__EXERCISE REQUIREMENTS__
Images are not part of the copy; write out the rest of the data exactly as given.

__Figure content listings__
◆ ◆ ◆ ◆ ◆ ◆ ◆

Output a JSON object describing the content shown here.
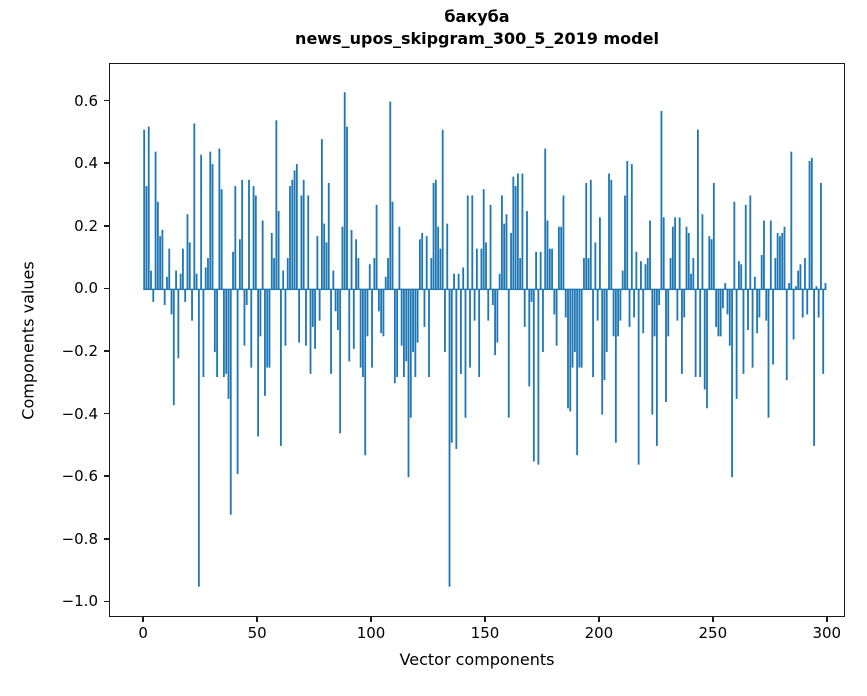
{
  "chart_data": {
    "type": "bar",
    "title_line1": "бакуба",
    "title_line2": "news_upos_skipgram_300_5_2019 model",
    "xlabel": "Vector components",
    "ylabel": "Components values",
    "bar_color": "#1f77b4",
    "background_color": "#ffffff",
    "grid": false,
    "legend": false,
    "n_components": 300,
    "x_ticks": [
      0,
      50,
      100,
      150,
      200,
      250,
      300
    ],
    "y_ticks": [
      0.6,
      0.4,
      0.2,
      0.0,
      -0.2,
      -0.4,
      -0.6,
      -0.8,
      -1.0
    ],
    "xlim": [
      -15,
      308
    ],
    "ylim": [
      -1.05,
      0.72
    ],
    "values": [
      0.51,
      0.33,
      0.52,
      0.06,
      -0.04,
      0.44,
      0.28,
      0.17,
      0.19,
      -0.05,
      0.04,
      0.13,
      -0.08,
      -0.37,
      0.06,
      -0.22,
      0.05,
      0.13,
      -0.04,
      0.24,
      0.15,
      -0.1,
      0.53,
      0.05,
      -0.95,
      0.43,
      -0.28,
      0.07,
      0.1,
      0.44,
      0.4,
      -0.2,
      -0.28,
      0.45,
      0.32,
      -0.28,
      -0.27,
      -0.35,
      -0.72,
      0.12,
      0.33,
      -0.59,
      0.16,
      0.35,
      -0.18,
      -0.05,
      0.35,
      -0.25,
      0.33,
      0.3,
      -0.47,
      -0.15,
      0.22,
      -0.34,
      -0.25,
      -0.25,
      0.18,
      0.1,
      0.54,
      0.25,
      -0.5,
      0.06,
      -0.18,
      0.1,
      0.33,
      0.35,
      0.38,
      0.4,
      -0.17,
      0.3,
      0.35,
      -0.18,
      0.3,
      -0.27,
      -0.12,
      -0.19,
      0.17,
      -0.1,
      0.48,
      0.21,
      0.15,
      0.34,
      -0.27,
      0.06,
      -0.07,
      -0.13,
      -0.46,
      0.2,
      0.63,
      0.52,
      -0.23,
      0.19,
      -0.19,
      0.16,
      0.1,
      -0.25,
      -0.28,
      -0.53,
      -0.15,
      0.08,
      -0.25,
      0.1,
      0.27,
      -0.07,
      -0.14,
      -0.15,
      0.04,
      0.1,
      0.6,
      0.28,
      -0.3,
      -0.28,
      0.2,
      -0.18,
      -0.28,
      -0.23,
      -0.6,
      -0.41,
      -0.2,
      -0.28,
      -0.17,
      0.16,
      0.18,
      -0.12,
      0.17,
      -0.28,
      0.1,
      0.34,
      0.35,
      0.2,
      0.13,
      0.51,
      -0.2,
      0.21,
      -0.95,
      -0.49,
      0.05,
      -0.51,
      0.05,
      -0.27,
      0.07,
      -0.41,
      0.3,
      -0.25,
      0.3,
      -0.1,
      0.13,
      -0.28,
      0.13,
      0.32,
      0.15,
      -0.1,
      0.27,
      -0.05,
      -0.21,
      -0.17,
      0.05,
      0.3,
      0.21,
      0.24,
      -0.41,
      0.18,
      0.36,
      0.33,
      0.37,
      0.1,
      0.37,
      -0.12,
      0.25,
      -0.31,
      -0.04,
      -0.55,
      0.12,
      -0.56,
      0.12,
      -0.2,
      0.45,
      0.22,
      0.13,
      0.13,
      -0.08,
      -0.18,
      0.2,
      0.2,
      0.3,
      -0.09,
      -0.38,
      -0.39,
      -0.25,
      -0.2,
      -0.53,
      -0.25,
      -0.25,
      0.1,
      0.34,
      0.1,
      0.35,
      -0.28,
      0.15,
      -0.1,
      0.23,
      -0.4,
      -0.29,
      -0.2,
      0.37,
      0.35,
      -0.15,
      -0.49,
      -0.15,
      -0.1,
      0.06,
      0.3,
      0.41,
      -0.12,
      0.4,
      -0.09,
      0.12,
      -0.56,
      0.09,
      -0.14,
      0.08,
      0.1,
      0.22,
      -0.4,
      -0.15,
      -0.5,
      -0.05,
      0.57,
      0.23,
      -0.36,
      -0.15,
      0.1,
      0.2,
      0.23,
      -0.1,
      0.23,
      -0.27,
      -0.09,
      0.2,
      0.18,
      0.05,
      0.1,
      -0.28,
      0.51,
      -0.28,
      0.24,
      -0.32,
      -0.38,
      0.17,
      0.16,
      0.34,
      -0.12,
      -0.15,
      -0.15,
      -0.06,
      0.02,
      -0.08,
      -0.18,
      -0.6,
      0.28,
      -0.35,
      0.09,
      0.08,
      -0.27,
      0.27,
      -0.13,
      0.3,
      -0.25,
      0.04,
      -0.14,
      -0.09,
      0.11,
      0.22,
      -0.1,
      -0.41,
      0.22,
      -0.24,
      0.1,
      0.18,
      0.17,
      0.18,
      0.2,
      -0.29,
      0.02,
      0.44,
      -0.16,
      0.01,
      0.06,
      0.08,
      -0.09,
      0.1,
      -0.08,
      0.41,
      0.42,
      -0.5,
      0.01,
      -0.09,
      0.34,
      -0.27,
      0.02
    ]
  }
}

◆ ◆ ◆ ◆ ◆ ◆ ◆

__CORRECT OUTPUT__
Output a JSON object describing the content shown here.
{
  "chart_data": {
    "type": "bar",
    "title_line1": "бакуба",
    "title_line2": "news_upos_skipgram_300_5_2019 model",
    "xlabel": "Vector components",
    "ylabel": "Components values",
    "bar_color": "#1f77b4",
    "background_color": "#ffffff",
    "grid": false,
    "legend": false,
    "n_components": 300,
    "x_ticks": [
      0,
      50,
      100,
      150,
      200,
      250,
      300
    ],
    "y_ticks": [
      0.6,
      0.4,
      0.2,
      0.0,
      -0.2,
      -0.4,
      -0.6,
      -0.8,
      -1.0
    ],
    "xlim": [
      -15,
      308
    ],
    "ylim": [
      -1.05,
      0.72
    ],
    "values": [
      0.51,
      0.33,
      0.52,
      0.06,
      -0.04,
      0.44,
      0.28,
      0.17,
      0.19,
      -0.05,
      0.04,
      0.13,
      -0.08,
      -0.37,
      0.06,
      -0.22,
      0.05,
      0.13,
      -0.04,
      0.24,
      0.15,
      -0.1,
      0.53,
      0.05,
      -0.95,
      0.43,
      -0.28,
      0.07,
      0.1,
      0.44,
      0.4,
      -0.2,
      -0.28,
      0.45,
      0.32,
      -0.28,
      -0.27,
      -0.35,
      -0.72,
      0.12,
      0.33,
      -0.59,
      0.16,
      0.35,
      -0.18,
      -0.05,
      0.35,
      -0.25,
      0.33,
      0.3,
      -0.47,
      -0.15,
      0.22,
      -0.34,
      -0.25,
      -0.25,
      0.18,
      0.1,
      0.54,
      0.25,
      -0.5,
      0.06,
      -0.18,
      0.1,
      0.33,
      0.35,
      0.38,
      0.4,
      -0.17,
      0.3,
      0.35,
      -0.18,
      0.3,
      -0.27,
      -0.12,
      -0.19,
      0.17,
      -0.1,
      0.48,
      0.21,
      0.15,
      0.34,
      -0.27,
      0.06,
      -0.07,
      -0.13,
      -0.46,
      0.2,
      0.63,
      0.52,
      -0.23,
      0.19,
      -0.19,
      0.16,
      0.1,
      -0.25,
      -0.28,
      -0.53,
      -0.15,
      0.08,
      -0.25,
      0.1,
      0.27,
      -0.07,
      -0.14,
      -0.15,
      0.04,
      0.1,
      0.6,
      0.28,
      -0.3,
      -0.28,
      0.2,
      -0.18,
      -0.28,
      -0.23,
      -0.6,
      -0.41,
      -0.2,
      -0.28,
      -0.17,
      0.16,
      0.18,
      -0.12,
      0.17,
      -0.28,
      0.1,
      0.34,
      0.35,
      0.2,
      0.13,
      0.51,
      -0.2,
      0.21,
      -0.95,
      -0.49,
      0.05,
      -0.51,
      0.05,
      -0.27,
      0.07,
      -0.41,
      0.3,
      -0.25,
      0.3,
      -0.1,
      0.13,
      -0.28,
      0.13,
      0.32,
      0.15,
      -0.1,
      0.27,
      -0.05,
      -0.21,
      -0.17,
      0.05,
      0.3,
      0.21,
      0.24,
      -0.41,
      0.18,
      0.36,
      0.33,
      0.37,
      0.1,
      0.37,
      -0.12,
      0.25,
      -0.31,
      -0.04,
      -0.55,
      0.12,
      -0.56,
      0.12,
      -0.2,
      0.45,
      0.22,
      0.13,
      0.13,
      -0.08,
      -0.18,
      0.2,
      0.2,
      0.3,
      -0.09,
      -0.38,
      -0.39,
      -0.25,
      -0.2,
      -0.53,
      -0.25,
      -0.25,
      0.1,
      0.34,
      0.1,
      0.35,
      -0.28,
      0.15,
      -0.1,
      0.23,
      -0.4,
      -0.29,
      -0.2,
      0.37,
      0.35,
      -0.15,
      -0.49,
      -0.15,
      -0.1,
      0.06,
      0.3,
      0.41,
      -0.12,
      0.4,
      -0.09,
      0.12,
      -0.56,
      0.09,
      -0.14,
      0.08,
      0.1,
      0.22,
      -0.4,
      -0.15,
      -0.5,
      -0.05,
      0.57,
      0.23,
      -0.36,
      -0.15,
      0.1,
      0.2,
      0.23,
      -0.1,
      0.23,
      -0.27,
      -0.09,
      0.2,
      0.18,
      0.05,
      0.1,
      -0.28,
      0.51,
      -0.28,
      0.24,
      -0.32,
      -0.38,
      0.17,
      0.16,
      0.34,
      -0.12,
      -0.15,
      -0.15,
      -0.06,
      0.02,
      -0.08,
      -0.18,
      -0.6,
      0.28,
      -0.35,
      0.09,
      0.08,
      -0.27,
      0.27,
      -0.13,
      0.3,
      -0.25,
      0.04,
      -0.14,
      -0.09,
      0.11,
      0.22,
      -0.1,
      -0.41,
      0.22,
      -0.24,
      0.1,
      0.18,
      0.17,
      0.18,
      0.2,
      -0.29,
      0.02,
      0.44,
      -0.16,
      0.01,
      0.06,
      0.08,
      -0.09,
      0.1,
      -0.08,
      0.41,
      0.42,
      -0.5,
      0.01,
      -0.09,
      0.34,
      -0.27,
      0.02
    ]
  }
}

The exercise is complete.